**AIM**
Look through the records that follow. Copy every line containing the word "Untitled".

**PROVIDED MATERIAL**
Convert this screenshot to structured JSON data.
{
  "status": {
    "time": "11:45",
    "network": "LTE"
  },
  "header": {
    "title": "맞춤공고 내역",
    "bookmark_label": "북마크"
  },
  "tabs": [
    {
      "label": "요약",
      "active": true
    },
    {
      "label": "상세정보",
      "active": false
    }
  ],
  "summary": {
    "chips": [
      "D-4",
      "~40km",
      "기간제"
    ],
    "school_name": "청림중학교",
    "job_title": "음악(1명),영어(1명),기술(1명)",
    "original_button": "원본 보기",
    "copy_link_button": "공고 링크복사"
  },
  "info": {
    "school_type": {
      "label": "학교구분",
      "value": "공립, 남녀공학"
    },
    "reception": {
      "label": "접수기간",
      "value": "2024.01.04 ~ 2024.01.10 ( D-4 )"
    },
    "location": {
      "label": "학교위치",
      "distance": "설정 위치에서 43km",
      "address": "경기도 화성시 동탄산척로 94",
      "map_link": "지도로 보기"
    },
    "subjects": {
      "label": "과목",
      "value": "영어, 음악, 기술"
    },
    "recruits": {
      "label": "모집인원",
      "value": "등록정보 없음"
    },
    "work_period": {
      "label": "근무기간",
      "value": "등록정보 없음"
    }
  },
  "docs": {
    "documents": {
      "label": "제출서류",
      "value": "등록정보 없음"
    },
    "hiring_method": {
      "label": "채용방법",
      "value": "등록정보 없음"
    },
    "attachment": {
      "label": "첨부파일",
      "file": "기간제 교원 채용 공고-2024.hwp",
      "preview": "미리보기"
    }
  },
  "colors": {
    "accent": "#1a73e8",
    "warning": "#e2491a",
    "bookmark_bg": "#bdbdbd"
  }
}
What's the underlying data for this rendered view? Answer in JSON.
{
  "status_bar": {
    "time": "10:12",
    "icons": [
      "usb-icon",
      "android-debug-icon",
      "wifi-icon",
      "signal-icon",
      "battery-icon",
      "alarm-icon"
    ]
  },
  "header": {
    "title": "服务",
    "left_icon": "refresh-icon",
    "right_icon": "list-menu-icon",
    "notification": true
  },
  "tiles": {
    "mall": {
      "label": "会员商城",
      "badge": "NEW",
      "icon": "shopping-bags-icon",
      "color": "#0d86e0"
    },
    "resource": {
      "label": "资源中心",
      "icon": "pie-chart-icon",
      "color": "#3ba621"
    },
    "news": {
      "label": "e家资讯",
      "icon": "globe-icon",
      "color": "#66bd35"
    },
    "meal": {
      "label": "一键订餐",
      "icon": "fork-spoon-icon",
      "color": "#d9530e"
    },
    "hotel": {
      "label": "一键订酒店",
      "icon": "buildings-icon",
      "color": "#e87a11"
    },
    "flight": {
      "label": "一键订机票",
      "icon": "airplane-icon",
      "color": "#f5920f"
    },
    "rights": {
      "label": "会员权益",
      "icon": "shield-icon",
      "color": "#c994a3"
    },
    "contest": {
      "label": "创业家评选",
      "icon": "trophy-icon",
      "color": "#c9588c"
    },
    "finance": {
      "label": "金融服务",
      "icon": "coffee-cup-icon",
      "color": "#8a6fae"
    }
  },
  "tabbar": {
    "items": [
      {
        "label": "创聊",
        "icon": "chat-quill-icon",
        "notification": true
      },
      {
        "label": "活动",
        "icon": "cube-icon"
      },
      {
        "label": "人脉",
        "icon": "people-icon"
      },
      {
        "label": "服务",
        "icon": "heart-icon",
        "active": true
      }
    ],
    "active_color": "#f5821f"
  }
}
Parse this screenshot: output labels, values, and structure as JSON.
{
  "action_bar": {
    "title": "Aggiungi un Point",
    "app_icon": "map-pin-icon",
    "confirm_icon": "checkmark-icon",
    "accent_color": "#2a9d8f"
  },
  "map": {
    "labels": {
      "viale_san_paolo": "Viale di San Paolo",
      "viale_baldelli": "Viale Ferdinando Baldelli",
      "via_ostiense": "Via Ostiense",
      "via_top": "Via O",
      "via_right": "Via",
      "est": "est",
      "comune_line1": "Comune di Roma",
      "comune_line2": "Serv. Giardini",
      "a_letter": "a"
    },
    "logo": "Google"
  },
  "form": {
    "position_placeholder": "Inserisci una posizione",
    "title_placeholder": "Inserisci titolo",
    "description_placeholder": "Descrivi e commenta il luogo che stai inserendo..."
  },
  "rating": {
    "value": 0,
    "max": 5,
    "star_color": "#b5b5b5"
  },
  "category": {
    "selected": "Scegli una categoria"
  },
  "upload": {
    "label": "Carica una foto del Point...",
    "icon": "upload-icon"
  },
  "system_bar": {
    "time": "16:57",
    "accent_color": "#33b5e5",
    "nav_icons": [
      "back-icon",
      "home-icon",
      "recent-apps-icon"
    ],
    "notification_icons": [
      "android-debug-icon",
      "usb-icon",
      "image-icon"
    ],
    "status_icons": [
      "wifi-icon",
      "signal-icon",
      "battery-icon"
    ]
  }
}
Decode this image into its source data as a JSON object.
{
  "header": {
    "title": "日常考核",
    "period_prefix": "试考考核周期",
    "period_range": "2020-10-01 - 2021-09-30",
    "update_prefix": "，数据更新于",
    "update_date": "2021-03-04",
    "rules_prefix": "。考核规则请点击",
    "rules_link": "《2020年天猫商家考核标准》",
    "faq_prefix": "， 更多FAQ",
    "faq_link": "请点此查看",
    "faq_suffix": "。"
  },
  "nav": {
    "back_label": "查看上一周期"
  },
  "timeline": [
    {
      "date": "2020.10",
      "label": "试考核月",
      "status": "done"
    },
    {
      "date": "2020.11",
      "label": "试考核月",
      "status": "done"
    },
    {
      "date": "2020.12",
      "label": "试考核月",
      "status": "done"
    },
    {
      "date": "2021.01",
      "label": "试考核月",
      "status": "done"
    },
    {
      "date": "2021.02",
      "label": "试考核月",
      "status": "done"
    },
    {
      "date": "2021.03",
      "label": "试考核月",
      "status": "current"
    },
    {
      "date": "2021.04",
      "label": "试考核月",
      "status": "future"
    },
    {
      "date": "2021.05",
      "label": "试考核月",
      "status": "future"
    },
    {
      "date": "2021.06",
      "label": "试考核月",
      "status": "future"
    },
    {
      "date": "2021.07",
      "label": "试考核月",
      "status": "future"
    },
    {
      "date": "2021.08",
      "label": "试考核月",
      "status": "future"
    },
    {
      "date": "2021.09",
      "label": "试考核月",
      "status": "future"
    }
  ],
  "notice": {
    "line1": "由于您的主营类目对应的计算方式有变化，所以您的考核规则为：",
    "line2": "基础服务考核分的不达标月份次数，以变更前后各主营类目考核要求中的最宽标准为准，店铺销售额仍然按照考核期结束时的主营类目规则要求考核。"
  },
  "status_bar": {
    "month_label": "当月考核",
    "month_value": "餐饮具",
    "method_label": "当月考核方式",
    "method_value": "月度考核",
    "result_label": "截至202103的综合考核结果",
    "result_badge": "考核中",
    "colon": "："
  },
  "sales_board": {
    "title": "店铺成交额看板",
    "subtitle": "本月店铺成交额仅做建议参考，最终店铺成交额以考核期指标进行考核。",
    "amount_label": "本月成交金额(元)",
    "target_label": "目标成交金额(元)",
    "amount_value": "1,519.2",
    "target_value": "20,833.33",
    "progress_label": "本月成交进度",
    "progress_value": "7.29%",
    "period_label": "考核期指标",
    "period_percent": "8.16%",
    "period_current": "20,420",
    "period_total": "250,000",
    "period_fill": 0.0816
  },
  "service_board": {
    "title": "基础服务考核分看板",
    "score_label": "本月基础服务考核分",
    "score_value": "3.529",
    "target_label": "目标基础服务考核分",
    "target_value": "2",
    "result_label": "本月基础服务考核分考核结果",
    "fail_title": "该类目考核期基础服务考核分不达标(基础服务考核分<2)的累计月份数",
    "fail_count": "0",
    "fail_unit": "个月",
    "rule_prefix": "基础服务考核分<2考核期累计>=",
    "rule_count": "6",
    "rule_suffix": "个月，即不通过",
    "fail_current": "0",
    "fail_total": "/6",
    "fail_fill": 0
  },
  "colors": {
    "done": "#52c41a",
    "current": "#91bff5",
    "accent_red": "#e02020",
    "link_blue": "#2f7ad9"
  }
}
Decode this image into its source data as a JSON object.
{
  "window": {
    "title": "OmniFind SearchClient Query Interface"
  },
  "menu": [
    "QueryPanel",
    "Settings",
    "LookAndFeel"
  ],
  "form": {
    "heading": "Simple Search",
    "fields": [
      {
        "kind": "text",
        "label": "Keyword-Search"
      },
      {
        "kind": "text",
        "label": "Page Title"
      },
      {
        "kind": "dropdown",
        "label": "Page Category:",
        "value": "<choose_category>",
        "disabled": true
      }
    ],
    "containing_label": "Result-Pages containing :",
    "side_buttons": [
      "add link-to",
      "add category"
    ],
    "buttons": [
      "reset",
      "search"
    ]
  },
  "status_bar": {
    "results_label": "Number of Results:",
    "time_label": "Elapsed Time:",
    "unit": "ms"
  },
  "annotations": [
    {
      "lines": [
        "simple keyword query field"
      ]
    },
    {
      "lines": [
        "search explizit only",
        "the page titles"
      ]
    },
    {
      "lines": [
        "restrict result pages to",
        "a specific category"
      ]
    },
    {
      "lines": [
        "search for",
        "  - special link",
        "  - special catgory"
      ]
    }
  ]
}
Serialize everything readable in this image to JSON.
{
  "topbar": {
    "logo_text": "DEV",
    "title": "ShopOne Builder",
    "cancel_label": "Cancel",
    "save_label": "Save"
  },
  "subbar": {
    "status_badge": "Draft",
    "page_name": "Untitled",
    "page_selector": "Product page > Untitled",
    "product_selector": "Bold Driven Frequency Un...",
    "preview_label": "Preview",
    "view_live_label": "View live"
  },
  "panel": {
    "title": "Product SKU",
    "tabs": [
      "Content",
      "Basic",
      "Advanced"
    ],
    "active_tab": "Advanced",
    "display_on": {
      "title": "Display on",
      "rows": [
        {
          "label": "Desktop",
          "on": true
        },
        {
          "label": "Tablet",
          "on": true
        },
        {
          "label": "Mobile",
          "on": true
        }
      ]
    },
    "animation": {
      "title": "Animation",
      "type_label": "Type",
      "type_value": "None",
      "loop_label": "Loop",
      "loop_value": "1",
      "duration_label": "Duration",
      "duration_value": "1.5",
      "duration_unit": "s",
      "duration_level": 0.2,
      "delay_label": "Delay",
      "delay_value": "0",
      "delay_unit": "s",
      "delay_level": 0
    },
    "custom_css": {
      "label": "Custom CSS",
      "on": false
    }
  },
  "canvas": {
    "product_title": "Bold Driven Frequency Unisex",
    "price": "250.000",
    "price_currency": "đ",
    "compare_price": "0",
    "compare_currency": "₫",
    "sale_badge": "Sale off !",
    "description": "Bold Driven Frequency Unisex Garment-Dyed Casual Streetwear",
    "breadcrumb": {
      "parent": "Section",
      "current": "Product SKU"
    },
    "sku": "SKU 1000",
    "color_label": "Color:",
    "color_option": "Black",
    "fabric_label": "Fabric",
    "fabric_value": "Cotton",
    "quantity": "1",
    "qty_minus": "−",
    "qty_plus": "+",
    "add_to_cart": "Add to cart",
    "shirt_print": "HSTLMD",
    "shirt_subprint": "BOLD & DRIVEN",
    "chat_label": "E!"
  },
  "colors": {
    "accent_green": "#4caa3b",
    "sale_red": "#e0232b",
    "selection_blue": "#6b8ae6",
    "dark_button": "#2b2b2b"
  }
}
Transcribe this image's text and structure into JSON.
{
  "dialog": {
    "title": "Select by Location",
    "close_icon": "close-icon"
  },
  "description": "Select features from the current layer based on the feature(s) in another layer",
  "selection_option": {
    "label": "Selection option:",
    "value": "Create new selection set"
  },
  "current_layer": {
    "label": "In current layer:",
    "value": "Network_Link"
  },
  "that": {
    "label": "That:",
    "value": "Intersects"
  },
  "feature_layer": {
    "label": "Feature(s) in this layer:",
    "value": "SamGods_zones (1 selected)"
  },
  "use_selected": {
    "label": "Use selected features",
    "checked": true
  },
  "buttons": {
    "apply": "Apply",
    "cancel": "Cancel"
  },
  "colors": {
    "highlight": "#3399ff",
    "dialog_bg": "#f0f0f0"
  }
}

**RESULT OF THIS EXERCISE**
    "page_name": "Untitled",
    "page_selector": "Product page > Untitled",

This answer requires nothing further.